Goal: Please find all lines in the data that hold the string "text" and copy them.

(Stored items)
- - - - - - -

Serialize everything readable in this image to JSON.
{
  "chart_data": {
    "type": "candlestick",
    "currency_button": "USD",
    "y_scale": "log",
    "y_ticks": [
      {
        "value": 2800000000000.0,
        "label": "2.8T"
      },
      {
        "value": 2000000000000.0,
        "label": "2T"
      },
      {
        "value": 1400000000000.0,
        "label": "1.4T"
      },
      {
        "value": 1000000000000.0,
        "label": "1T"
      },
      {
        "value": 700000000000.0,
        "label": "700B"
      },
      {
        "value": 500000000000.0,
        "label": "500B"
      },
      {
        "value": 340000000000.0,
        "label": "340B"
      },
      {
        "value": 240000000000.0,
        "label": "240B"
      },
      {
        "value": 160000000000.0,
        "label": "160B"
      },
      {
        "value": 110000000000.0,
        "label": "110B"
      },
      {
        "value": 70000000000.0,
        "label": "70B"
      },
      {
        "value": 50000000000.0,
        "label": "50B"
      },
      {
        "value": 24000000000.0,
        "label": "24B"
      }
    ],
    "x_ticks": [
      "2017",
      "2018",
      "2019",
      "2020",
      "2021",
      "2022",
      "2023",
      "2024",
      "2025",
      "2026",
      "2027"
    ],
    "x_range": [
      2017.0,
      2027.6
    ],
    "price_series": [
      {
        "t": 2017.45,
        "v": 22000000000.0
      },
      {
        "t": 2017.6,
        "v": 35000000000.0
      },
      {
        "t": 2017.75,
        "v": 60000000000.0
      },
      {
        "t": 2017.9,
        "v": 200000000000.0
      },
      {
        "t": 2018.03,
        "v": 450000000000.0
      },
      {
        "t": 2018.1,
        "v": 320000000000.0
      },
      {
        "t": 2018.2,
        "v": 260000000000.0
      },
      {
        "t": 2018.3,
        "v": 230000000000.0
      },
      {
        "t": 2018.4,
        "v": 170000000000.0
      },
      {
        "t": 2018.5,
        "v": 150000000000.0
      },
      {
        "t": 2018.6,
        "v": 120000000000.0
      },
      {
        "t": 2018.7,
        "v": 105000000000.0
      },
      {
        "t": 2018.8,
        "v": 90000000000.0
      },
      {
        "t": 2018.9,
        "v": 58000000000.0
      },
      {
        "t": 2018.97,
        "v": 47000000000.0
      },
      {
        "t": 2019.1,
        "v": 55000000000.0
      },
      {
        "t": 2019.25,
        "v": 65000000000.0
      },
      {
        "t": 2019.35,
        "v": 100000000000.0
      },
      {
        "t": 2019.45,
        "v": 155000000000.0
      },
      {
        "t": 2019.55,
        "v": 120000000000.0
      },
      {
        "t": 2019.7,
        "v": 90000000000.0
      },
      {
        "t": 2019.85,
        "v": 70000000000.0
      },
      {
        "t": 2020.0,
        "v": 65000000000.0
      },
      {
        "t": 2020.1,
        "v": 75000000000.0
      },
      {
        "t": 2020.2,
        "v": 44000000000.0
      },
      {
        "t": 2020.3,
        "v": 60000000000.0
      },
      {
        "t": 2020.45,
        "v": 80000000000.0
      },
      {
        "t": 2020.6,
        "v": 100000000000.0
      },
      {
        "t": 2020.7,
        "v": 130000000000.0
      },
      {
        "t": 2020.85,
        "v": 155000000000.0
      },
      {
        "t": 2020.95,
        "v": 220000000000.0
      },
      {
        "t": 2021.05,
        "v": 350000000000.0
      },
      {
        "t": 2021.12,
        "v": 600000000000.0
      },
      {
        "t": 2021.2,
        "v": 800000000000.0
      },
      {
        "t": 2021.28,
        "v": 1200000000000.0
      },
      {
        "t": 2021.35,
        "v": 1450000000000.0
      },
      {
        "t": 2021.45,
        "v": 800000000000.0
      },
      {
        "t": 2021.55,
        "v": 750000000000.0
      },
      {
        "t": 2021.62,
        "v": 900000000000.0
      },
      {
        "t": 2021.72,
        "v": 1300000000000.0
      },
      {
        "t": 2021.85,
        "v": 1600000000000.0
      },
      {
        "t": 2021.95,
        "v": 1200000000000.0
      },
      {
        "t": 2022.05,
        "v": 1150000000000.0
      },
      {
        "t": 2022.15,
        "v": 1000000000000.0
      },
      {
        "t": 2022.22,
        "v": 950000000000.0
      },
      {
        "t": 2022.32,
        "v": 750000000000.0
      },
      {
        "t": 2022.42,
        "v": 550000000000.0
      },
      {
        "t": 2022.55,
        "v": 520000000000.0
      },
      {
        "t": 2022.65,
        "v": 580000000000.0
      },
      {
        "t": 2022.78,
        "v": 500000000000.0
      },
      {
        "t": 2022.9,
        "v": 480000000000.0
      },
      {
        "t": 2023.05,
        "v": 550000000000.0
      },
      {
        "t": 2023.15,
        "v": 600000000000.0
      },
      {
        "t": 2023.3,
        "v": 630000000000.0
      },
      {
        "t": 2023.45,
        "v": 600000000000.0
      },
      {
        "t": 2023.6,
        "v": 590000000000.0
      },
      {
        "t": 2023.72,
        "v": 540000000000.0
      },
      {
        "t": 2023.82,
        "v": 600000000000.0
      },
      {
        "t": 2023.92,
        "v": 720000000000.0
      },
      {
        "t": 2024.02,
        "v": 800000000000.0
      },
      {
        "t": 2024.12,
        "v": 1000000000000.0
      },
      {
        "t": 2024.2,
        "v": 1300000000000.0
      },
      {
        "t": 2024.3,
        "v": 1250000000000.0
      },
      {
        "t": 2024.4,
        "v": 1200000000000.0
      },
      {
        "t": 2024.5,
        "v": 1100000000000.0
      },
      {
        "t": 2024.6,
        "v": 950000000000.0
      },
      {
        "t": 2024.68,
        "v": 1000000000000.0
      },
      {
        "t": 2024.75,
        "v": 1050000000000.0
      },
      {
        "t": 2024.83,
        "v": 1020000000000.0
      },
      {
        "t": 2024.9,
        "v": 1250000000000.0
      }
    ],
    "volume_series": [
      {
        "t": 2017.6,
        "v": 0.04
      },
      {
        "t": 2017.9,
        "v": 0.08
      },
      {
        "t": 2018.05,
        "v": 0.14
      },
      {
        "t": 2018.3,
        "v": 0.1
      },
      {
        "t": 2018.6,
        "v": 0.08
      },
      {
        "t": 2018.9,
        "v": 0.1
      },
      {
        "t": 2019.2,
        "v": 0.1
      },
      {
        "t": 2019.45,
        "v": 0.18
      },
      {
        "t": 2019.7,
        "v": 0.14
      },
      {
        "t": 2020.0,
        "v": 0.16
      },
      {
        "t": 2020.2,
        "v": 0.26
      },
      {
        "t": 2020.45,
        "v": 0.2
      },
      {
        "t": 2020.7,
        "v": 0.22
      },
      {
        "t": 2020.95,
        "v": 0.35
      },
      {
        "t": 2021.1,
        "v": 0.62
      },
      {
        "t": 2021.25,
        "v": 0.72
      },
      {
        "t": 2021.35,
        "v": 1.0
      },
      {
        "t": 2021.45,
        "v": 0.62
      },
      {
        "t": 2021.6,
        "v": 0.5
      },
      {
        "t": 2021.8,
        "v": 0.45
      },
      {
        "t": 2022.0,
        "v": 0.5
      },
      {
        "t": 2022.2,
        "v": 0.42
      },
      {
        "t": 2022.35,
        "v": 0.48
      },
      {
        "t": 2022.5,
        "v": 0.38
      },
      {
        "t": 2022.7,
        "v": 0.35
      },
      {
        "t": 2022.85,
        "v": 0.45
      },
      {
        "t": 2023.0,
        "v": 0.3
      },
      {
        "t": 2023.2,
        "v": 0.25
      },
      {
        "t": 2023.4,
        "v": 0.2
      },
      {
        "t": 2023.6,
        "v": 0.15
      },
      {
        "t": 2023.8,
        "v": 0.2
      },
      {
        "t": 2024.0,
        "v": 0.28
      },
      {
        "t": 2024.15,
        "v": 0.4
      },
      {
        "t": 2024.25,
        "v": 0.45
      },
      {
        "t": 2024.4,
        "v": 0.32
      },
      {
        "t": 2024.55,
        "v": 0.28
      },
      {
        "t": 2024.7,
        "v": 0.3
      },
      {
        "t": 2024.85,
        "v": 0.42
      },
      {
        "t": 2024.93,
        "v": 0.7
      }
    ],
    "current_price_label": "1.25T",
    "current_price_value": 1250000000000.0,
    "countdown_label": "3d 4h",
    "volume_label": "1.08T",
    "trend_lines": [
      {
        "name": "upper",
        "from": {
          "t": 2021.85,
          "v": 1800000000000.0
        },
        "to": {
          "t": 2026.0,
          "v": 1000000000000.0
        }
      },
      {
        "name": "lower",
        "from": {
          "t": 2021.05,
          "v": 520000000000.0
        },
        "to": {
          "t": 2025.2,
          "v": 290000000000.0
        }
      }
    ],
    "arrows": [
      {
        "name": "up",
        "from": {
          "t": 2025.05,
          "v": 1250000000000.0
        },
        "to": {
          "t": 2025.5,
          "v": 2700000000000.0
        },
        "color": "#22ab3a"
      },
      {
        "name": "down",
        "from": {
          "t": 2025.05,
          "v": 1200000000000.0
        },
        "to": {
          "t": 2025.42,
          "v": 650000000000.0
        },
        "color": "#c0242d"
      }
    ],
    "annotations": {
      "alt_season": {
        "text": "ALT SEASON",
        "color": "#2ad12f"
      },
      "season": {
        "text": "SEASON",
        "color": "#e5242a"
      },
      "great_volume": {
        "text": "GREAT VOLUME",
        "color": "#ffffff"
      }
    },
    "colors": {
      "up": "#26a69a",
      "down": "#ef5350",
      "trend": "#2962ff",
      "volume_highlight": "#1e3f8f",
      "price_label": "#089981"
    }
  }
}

- - - - - - -

Response:
        "text": "ALT SEASON",
        "text": "SEASON",
        "text": "GREAT VOLUME",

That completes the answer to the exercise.